───── Data ─────

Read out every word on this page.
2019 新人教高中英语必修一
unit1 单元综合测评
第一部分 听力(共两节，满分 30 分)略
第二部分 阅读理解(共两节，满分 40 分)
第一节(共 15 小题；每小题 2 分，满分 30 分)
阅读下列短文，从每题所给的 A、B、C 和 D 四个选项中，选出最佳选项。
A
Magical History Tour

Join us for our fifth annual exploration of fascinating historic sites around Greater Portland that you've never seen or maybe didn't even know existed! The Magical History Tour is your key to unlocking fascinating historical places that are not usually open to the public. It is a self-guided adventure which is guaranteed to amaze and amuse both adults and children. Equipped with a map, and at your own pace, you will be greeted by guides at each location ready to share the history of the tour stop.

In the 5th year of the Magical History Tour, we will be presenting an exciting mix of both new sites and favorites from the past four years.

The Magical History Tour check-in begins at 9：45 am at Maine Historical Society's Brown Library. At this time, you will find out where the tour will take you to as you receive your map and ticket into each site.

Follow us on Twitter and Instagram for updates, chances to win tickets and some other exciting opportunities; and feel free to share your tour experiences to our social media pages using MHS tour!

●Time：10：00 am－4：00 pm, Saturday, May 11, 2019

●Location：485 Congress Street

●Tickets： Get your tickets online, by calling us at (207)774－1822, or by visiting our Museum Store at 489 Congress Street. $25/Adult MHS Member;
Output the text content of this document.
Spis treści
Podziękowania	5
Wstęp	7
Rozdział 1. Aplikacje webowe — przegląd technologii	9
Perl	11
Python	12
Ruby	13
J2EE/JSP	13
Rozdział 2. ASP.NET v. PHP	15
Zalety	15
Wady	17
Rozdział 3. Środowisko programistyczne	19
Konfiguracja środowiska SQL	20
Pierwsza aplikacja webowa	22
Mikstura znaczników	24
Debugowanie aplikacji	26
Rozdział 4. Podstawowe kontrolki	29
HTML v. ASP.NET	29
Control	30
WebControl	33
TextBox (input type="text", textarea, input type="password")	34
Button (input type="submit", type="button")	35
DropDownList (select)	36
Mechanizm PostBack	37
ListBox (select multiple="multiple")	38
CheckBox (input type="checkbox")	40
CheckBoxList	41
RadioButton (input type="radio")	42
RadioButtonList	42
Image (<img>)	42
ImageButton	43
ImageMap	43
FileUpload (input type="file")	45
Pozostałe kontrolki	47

─────

[Exercise goal] Each line above must be printed exactly as it appears.

[Task output]
Read out every word on this page.
2019 新人教高中英语必修一
unit1 单元综合测评
第一部分 听力(共两节，满分 30 分)略
第二部分 阅读理解(共两节，满分 40 分)
第一节(共 15 小题；每小题 2 分，满分 30 分)
阅读下列短文，从每题所给的 A、B、C 和 D 四个选项中，选出最佳选项。
A
Magical History Tour

Join us for our fifth annual exploration of fascinating historic sites around Greater Portland that you've never seen or maybe didn't even know existed! The Magical History Tour is your key to unlocking fascinating historical places that are not usually open to the public. It is a self-guided adventure which is guaranteed to amaze and amuse both adults and children. Equipped with a map, and at your own pace, you will be greeted by guides at each location ready to share the history of the tour stop.

In the 5th year of the Magical History Tour, we will be presenting an exciting mix of both new sites and favorites from the past four years.

The Magical History Tour check-in begins at 9：45 am at Maine Historical Society's Brown Library. At this time, you will find out where the tour will take you to as you receive your map and ticket into each site.

Follow us on Twitter and Instagram for updates, chances to win tickets and some other exciting opportunities; and feel free to share your tour experiences to our social media pages using MHS tour!

●Time：10：00 am－4：00 pm, Saturday, May 11, 2019

●Location：485 Congress Street

●Tickets： Get your tickets online, by calling us at (207)774－1822, or by visiting our Museum Store at 489 Congress Street. $25/Adult MHS Member;
Output the text content of this document.
Spis treści
Podziękowania	5
Wstęp	7
Rozdział 1. Aplikacje webowe — przegląd technologii	9
Perl	11
Python	12
Ruby	13
J2EE/JSP	13
Rozdział 2. ASP.NET v. PHP	15
Zalety	15
Wady	17
Rozdział 3. Środowisko programistyczne	19
Konfiguracja środowiska SQL	20
Pierwsza aplikacja webowa	22
Mikstura znaczników	24
Debugowanie aplikacji	26
Rozdział 4. Podstawowe kontrolki	29
HTML v. ASP.NET	29
Control	30
WebControl	33
TextBox (input type="text", textarea, input type="password")	34
Button (input type="submit", type="button")	35
DropDownList (select)	36
Mechanizm PostBack	37
ListBox (select multiple="multiple")	38
CheckBox (input type="checkbox")	40
CheckBoxList	41
RadioButton (input type="radio")	42
RadioButtonList	42
Image (<img>)	42
ImageButton	43
ImageMap	43
FileUpload (input type="file")	45
Pozostałe kontrolki	47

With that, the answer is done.